**What is being asked:**
Tally the lines containing "protein" in this data. Respond with the tally alone.

**Information given:**
------------------------------------------------

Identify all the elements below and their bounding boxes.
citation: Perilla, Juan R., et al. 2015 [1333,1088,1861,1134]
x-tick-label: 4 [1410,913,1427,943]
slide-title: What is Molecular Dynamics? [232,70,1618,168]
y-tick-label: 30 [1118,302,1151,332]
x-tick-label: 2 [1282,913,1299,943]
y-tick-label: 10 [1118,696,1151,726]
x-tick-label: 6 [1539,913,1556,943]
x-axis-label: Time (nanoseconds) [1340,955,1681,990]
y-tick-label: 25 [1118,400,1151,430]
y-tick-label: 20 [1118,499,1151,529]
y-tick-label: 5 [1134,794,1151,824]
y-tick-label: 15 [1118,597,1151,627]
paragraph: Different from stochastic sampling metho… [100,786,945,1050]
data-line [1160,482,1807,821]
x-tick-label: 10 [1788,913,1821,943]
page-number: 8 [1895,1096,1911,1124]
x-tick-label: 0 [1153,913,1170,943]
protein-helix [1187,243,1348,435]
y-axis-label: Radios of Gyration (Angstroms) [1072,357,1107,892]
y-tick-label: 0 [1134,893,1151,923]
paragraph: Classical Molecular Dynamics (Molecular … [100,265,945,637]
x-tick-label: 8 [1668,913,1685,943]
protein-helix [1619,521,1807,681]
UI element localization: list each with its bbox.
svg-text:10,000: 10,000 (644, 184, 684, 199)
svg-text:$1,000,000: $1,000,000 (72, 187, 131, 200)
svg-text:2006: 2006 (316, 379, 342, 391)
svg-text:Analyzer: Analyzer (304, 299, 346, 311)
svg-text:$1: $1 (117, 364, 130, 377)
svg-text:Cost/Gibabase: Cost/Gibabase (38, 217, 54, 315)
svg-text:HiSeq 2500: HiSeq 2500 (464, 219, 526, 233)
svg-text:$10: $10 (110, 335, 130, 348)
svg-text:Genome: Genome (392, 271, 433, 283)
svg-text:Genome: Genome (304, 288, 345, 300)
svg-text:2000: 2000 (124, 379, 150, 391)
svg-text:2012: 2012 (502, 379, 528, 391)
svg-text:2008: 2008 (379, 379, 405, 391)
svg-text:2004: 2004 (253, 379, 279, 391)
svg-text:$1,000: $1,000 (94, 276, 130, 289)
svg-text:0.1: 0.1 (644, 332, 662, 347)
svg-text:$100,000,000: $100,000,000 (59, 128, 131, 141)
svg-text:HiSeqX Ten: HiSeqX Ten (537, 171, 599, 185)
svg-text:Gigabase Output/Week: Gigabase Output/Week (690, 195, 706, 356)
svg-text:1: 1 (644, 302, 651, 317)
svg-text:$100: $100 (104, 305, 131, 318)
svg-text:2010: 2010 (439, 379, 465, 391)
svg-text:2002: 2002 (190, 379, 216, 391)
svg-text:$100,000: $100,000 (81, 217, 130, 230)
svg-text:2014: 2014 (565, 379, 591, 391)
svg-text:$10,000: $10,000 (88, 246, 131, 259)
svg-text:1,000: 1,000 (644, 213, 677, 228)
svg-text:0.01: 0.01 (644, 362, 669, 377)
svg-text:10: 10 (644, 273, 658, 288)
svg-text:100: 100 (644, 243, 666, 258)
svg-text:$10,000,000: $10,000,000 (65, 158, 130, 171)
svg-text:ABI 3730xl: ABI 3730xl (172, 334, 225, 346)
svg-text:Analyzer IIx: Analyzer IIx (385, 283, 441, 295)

------------------------------------------------

**Solved problem:**
2